The request:
Below is some material; transcribe all of it exactly.

Listing:
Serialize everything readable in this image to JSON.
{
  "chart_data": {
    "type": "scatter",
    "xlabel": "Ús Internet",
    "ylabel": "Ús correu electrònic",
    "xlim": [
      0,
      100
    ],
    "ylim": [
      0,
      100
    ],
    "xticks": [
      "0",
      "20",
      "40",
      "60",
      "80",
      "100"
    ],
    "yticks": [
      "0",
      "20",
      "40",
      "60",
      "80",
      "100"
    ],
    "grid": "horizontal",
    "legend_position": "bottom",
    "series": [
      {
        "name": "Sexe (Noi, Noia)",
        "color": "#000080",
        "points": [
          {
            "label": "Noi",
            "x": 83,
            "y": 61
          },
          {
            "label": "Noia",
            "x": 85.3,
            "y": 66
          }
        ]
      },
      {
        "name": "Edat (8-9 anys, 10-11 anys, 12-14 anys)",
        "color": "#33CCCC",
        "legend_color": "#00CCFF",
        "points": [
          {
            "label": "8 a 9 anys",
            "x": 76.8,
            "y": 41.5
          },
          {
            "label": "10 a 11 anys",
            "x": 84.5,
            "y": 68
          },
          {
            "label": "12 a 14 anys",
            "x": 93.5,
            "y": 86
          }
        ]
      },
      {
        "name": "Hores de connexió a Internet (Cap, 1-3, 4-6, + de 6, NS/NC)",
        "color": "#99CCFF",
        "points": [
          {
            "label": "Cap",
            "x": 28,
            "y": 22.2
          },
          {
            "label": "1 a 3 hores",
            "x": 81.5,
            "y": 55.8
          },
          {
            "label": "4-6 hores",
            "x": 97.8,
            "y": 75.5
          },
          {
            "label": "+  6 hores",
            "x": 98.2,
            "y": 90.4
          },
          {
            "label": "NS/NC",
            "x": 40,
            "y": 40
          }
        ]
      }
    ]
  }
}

Expected answer:
Serialize everything readable in this image to JSON.
{
  "chart_data": {
    "type": "scatter",
    "xlabel": "Ús Internet",
    "ylabel": "Ús correu electrònic",
    "xlim": [
      0,
      100
    ],
    "ylim": [
      0,
      100
    ],
    "xticks": [
      "0",
      "20",
      "40",
      "60",
      "80",
      "100"
    ],
    "yticks": [
      "0",
      "20",
      "40",
      "60",
      "80",
      "100"
    ],
    "grid": "horizontal",
    "legend_position": "bottom",
    "series": [
      {
        "name": "Sexe (Noi, Noia)",
        "color": "#000080",
        "points": [
          {
            "label": "Noi",
            "x": 83,
            "y": 61
          },
          {
            "label": "Noia",
            "x": 85.3,
            "y": 66
          }
        ]
      },
      {
        "name": "Edat (8-9 anys, 10-11 anys, 12-14 anys)",
        "color": "#33CCCC",
        "legend_color": "#00CCFF",
        "points": [
          {
            "label": "8 a 9 anys",
            "x": 76.8,
            "y": 41.5
          },
          {
            "label": "10 a 11 anys",
            "x": 84.5,
            "y": 68
          },
          {
            "label": "12 a 14 anys",
            "x": 93.5,
            "y": 86
          }
        ]
      },
      {
        "name": "Hores de connexió a Internet (Cap, 1-3, 4-6, + de 6, NS/NC)",
        "color": "#99CCFF",
        "points": [
          {
            "label": "Cap",
            "x": 28,
            "y": 22.2
          },
          {
            "label": "1 a 3 hores",
            "x": 81.5,
            "y": 55.8
          },
          {
            "label": "4-6 hores",
            "x": 97.8,
            "y": 75.5
          },
          {
            "label": "+  6 hores",
            "x": 98.2,
            "y": 90.4
          },
          {
            "label": "NS/NC",
            "x": 40,
            "y": 40
          }
        ]
      }
    ]
  }
}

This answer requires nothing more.